HOW TO COMPLETE THIS TASK.
From the records below, state how many lines hold the string "checkbox", without any other text.

GIVEN DATA.
========
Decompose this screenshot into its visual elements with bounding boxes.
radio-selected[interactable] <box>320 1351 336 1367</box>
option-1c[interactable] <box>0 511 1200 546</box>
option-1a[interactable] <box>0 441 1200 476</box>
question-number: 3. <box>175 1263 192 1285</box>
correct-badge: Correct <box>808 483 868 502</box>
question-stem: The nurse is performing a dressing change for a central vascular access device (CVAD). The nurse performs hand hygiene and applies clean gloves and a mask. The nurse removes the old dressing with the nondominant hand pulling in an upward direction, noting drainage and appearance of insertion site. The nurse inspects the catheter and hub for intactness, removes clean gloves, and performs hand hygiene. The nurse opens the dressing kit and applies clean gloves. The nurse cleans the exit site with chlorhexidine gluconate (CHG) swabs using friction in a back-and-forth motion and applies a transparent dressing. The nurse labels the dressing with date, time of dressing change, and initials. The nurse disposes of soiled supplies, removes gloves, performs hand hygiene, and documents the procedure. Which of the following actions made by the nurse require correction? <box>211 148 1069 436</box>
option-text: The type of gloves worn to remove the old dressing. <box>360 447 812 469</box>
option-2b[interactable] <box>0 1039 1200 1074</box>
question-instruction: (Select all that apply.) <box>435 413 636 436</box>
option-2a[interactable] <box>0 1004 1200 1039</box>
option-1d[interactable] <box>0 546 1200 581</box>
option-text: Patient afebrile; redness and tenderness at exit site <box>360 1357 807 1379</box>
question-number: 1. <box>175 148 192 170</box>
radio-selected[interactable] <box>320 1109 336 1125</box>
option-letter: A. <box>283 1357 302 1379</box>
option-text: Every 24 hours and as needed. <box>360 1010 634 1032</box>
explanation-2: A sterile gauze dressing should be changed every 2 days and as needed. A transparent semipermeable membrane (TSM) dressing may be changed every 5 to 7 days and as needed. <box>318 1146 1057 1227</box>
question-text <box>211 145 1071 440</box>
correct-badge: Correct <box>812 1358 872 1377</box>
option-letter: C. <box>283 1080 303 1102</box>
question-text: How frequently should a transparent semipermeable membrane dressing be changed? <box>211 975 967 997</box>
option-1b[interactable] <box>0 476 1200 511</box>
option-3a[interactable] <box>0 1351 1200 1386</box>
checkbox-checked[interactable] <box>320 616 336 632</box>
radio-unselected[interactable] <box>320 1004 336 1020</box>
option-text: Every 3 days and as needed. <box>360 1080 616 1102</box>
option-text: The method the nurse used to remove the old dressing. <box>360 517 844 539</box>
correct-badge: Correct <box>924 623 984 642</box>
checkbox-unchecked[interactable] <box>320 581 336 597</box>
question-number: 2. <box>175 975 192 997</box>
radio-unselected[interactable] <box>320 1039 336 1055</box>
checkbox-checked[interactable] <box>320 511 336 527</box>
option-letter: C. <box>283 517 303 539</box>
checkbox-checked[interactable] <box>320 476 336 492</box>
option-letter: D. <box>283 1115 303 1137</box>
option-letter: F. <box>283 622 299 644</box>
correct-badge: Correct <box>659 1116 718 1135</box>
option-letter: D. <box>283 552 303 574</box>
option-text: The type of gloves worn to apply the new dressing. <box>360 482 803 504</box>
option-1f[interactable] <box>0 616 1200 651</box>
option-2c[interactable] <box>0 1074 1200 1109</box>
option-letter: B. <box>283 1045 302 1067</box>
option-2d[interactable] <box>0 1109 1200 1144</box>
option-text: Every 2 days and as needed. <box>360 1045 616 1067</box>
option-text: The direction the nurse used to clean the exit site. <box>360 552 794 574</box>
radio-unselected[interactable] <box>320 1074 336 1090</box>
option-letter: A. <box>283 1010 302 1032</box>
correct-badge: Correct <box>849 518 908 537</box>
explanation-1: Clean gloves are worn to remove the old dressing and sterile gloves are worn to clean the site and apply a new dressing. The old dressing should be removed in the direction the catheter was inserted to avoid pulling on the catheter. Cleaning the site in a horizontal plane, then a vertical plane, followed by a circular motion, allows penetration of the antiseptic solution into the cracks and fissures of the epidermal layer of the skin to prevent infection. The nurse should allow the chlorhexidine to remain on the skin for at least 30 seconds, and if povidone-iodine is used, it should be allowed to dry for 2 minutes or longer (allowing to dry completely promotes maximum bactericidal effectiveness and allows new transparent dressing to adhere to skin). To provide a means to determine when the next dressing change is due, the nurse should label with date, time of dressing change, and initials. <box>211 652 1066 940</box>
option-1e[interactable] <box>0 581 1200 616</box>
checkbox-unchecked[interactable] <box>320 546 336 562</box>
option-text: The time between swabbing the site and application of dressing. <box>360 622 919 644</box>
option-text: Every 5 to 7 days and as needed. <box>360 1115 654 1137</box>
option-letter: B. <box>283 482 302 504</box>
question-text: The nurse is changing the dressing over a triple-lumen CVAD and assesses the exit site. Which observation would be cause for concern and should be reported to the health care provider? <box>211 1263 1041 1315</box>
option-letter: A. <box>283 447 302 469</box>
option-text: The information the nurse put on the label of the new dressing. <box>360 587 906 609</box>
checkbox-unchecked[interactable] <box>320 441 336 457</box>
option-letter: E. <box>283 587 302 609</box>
========
ANSWER BOX.
6